Collected data:

• • • • •

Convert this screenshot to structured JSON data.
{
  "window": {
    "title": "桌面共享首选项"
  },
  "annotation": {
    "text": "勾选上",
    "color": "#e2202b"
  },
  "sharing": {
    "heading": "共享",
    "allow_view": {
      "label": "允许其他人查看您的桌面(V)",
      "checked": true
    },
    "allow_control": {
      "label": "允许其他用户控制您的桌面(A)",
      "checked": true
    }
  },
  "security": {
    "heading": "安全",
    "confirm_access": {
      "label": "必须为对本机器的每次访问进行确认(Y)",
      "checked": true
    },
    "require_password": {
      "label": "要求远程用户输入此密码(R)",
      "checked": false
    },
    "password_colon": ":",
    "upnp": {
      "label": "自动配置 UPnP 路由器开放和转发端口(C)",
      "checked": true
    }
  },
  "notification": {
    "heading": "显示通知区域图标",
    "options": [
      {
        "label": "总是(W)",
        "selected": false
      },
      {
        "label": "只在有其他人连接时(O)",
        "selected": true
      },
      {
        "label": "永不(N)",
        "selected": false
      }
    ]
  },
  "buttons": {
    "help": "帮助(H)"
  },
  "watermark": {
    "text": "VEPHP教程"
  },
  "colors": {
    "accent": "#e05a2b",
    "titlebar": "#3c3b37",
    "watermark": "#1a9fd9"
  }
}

• • • • •

Requirement: Give the complete listing a second time, exactly as it reads.

Finished exercise:
Convert this screenshot to structured JSON data.
{
  "window": {
    "title": "桌面共享首选项"
  },
  "annotation": {
    "text": "勾选上",
    "color": "#e2202b"
  },
  "sharing": {
    "heading": "共享",
    "allow_view": {
      "label": "允许其他人查看您的桌面(V)",
      "checked": true
    },
    "allow_control": {
      "label": "允许其他用户控制您的桌面(A)",
      "checked": true
    }
  },
  "security": {
    "heading": "安全",
    "confirm_access": {
      "label": "必须为对本机器的每次访问进行确认(Y)",
      "checked": true
    },
    "require_password": {
      "label": "要求远程用户输入此密码(R)",
      "checked": false
    },
    "password_colon": ":",
    "upnp": {
      "label": "自动配置 UPnP 路由器开放和转发端口(C)",
      "checked": true
    }
  },
  "notification": {
    "heading": "显示通知区域图标",
    "options": [
      {
        "label": "总是(W)",
        "selected": false
      },
      {
        "label": "只在有其他人连接时(O)",
        "selected": true
      },
      {
        "label": "永不(N)",
        "selected": false
      }
    ]
  },
  "buttons": {
    "help": "帮助(H)"
  },
  "watermark": {
    "text": "VEPHP教程"
  },
  "colors": {
    "accent": "#e05a2b",
    "titlebar": "#3c3b37",
    "watermark": "#1a9fd9"
  }
}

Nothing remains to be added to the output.